**The task**
The required output is a single number: how many lines of the material contain the string "extra".

----

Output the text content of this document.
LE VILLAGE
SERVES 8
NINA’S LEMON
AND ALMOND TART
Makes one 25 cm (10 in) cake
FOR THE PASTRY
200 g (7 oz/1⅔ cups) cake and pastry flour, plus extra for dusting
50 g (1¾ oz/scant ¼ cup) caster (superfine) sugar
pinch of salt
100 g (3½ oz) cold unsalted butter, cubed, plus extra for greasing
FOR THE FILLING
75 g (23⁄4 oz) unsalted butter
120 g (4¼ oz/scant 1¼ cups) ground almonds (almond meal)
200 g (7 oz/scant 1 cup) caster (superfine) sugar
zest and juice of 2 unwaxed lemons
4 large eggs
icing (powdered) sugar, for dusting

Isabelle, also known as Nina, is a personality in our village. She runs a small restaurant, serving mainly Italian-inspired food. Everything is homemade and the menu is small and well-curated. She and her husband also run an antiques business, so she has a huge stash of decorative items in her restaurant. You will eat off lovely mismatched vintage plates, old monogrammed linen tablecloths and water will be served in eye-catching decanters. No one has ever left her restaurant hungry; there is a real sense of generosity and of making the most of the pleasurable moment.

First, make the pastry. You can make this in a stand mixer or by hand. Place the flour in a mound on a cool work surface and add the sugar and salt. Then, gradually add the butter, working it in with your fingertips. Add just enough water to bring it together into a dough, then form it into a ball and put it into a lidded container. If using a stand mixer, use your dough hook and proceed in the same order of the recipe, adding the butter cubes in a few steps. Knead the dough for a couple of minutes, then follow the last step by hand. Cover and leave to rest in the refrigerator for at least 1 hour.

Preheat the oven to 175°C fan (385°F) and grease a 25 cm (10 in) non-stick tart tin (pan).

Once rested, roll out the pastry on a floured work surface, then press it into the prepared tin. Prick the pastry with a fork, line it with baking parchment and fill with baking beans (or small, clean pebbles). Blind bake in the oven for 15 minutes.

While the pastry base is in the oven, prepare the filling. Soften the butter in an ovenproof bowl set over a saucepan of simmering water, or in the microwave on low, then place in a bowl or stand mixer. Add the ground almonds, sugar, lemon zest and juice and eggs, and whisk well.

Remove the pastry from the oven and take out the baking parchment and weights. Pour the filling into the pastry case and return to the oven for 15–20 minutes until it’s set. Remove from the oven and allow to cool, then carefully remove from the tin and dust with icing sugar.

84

----

**The response**
2